### WORK TO DO
Repeat the listing in full, word for word.

[Records excerpted from a collection]

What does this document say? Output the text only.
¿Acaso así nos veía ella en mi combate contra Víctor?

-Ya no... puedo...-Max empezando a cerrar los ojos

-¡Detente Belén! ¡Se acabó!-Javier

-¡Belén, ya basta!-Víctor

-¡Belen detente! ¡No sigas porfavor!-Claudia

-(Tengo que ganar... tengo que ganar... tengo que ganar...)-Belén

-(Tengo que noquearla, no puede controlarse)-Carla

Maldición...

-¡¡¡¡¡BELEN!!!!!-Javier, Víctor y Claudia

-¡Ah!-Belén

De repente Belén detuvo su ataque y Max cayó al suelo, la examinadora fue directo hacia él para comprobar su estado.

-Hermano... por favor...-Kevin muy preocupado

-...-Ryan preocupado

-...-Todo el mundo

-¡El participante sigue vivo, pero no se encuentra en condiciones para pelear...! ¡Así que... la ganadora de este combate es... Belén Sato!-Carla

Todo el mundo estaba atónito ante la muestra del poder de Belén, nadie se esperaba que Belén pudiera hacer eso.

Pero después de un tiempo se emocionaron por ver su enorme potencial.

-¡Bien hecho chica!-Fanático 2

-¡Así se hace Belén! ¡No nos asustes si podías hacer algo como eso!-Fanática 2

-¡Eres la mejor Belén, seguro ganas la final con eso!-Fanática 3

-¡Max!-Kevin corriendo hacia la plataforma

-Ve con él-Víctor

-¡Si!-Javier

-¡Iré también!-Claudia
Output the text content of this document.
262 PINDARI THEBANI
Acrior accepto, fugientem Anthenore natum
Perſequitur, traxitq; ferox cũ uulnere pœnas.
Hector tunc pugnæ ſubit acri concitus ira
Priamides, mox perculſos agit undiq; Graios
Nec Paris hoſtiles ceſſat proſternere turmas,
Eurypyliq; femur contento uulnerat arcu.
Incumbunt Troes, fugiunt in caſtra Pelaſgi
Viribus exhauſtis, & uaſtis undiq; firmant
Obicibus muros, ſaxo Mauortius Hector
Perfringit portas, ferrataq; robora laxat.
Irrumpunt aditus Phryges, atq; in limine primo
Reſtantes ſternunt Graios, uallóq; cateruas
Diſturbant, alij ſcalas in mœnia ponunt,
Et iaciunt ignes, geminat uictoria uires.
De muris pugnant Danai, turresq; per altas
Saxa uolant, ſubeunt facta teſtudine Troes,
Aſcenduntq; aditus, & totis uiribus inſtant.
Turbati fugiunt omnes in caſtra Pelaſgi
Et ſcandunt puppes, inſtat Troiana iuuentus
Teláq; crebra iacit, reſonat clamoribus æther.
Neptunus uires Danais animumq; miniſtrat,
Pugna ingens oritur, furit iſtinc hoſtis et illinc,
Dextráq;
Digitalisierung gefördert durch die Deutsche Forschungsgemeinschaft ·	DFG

### OUTPUT FOR THIS TASK
What does this document say? Output the text only.
¿Acaso así nos veía ella en mi combate contra Víctor?

-Ya no... puedo...-Max empezando a cerrar los ojos

-¡Detente Belén! ¡Se acabó!-Javier

-¡Belén, ya basta!-Víctor

-¡Belen detente! ¡No sigas porfavor!-Claudia

-(Tengo que ganar... tengo que ganar... tengo que ganar...)-Belén

-(Tengo que noquearla, no puede controlarse)-Carla

Maldición...

-¡¡¡¡¡BELEN!!!!!-Javier, Víctor y Claudia

-¡Ah!-Belén

De repente Belén detuvo su ataque y Max cayó al suelo, la examinadora fue directo hacia él para comprobar su estado.

-Hermano... por favor...-Kevin muy preocupado

-...-Ryan preocupado

-...-Todo el mundo

-¡El participante sigue vivo, pero no se encuentra en condiciones para pelear...! ¡Así que... la ganadora de este combate es... Belén Sato!-Carla

Todo el mundo estaba atónito ante la muestra del poder de Belén, nadie se esperaba que Belén pudiera hacer eso.

Pero después de un tiempo se emocionaron por ver su enorme potencial.

-¡Bien hecho chica!-Fanático 2

-¡Así se hace Belén! ¡No nos asustes si podías hacer algo como eso!-Fanática 2

-¡Eres la mejor Belén, seguro ganas la final con eso!-Fanática 3

-¡Max!-Kevin corriendo hacia la plataforma

-Ve con él-Víctor

-¡Si!-Javier

-¡Iré también!-Claudia
Output the text content of this document.
262 PINDARI THEBANI
Acrior accepto, fugientem Anthenore natum
Perſequitur, traxitq; ferox cũ uulnere pœnas.
Hector tunc pugnæ ſubit acri concitus ira
Priamides, mox perculſos agit undiq; Graios
Nec Paris hoſtiles ceſſat proſternere turmas,
Eurypyliq; femur contento uulnerat arcu.
Incumbunt Troes, fugiunt in caſtra Pelaſgi
Viribus exhauſtis, & uaſtis undiq; firmant
Obicibus muros, ſaxo Mauortius Hector
Perfringit portas, ferrataq; robora laxat.
Irrumpunt aditus Phryges, atq; in limine primo
Reſtantes ſternunt Graios, uallóq; cateruas
Diſturbant, alij ſcalas in mœnia ponunt,
Et iaciunt ignes, geminat uictoria uires.
De muris pugnant Danai, turresq; per altas
Saxa uolant, ſubeunt facta teſtudine Troes,
Aſcenduntq; aditus, & totis uiribus inſtant.
Turbati fugiunt omnes in caſtra Pelaſgi
Et ſcandunt puppes, inſtat Troiana iuuentus
Teláq; crebra iacit, reſonat clamoribus æther.
Neptunus uires Danais animumq; miniſtrat,
Pugna ingens oritur, furit iſtinc hoſtis et illinc,
Dextráq;
Digitalisierung gefördert durch die Deutsche Forschungsgemeinschaft ·	DFG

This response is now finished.